Exercise aim
Copy out each line of the data holding "departing".

[Stored data]
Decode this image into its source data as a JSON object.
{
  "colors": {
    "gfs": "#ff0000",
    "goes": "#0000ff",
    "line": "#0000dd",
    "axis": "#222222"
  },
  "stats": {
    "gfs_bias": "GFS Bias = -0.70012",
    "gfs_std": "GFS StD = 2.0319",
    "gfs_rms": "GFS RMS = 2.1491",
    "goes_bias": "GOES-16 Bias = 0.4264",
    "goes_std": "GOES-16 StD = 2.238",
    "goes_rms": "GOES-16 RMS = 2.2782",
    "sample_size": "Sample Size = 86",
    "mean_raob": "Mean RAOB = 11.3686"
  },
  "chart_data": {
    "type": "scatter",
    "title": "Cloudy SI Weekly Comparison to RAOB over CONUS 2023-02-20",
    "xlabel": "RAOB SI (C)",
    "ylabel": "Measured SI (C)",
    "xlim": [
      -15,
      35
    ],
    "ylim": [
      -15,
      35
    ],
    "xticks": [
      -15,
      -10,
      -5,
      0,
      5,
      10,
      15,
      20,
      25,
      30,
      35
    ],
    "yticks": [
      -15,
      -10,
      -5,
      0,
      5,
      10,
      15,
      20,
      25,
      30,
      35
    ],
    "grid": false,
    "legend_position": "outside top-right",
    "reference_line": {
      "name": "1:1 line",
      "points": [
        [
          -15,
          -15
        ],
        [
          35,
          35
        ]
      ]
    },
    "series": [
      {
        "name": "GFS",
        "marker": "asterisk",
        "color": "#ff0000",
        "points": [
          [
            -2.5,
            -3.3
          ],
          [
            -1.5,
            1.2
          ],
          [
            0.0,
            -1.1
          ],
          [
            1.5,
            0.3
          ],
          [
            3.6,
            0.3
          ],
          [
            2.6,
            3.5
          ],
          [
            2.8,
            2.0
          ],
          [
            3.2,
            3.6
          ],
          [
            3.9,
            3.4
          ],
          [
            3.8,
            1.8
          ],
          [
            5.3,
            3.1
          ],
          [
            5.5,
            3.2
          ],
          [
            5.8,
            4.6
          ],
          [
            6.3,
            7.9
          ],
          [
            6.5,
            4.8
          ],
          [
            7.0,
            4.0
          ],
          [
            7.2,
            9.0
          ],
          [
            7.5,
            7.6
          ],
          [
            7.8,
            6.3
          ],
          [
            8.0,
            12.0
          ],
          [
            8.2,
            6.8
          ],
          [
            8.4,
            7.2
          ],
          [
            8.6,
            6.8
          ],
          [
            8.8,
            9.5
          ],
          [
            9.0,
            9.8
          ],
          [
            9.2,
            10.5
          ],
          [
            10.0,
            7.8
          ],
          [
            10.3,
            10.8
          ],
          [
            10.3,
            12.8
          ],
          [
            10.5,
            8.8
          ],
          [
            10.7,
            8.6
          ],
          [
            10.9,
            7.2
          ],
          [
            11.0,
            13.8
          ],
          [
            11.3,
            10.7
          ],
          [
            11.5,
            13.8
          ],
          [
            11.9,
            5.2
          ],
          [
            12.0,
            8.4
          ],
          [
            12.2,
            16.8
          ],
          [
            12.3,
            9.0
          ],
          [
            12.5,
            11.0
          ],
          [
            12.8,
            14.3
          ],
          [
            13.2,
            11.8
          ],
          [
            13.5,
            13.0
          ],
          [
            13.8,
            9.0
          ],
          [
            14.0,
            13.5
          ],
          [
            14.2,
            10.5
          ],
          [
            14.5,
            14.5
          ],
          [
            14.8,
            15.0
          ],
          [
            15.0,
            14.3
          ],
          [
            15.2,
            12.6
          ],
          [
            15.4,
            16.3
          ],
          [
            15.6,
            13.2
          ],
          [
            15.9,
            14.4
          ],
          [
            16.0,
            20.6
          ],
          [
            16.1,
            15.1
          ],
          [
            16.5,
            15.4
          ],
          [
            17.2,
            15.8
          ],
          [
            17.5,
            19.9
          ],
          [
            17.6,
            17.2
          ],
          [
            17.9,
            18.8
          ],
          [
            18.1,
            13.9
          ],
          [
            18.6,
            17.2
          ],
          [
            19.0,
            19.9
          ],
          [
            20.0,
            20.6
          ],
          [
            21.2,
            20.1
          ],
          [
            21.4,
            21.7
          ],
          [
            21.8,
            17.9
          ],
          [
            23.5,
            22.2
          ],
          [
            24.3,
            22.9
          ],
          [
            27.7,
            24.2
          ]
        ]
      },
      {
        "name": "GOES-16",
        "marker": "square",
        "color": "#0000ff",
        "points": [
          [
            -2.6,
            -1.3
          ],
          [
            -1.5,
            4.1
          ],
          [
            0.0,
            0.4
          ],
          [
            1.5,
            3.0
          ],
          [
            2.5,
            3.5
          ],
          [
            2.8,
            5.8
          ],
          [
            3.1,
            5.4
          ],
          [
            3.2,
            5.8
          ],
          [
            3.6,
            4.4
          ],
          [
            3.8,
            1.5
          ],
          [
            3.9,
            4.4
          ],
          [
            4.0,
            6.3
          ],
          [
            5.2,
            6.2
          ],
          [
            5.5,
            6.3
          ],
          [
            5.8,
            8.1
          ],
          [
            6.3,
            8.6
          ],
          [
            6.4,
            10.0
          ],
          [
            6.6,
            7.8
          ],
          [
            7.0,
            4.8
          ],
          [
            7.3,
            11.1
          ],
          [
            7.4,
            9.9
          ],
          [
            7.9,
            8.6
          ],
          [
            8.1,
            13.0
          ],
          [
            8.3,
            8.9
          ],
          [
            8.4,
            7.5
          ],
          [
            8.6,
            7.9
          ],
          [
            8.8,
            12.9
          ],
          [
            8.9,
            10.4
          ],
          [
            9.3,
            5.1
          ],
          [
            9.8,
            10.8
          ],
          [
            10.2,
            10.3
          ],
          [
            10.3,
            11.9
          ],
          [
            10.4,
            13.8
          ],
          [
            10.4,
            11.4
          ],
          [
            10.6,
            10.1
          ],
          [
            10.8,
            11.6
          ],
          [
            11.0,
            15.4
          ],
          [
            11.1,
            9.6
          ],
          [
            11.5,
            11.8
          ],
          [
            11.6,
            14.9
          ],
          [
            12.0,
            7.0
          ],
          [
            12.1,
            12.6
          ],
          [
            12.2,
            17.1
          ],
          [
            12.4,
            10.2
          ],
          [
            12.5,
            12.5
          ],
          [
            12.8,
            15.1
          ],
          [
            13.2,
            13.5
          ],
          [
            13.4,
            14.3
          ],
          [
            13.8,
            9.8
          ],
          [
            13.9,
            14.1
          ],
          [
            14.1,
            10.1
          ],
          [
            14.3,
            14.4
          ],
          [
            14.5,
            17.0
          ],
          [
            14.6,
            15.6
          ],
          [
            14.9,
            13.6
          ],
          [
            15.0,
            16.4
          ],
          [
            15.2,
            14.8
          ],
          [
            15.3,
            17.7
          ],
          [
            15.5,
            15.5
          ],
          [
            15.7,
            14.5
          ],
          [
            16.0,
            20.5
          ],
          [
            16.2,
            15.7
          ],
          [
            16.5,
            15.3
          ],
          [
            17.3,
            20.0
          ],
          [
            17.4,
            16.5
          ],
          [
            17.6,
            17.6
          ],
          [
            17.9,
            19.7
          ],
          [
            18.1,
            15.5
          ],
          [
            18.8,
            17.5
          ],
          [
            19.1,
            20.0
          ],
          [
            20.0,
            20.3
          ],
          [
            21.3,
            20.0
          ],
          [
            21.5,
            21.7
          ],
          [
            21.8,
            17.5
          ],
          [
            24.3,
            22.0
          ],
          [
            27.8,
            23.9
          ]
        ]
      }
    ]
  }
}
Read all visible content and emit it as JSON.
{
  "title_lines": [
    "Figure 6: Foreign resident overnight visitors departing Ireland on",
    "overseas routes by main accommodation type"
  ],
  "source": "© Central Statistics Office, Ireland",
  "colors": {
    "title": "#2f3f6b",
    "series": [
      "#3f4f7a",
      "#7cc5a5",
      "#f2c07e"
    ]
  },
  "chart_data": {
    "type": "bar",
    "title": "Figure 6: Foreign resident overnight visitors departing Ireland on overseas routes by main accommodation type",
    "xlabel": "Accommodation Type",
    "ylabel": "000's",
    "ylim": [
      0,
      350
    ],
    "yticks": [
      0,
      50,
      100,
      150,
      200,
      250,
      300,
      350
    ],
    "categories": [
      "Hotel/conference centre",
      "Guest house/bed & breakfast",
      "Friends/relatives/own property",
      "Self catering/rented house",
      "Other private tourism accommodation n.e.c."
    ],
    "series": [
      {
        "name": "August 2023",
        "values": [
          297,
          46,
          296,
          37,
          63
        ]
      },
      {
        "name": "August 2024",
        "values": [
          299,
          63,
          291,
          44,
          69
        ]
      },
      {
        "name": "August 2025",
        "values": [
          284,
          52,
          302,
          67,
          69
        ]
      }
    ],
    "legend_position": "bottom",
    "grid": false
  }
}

Answer for this exercise
    "Figure 6: Foreign resident overnight visitors departing Ireland on",
    "title": "Figure 6: Foreign resident overnight visitors departing Ireland on overseas routes by main accommodation type",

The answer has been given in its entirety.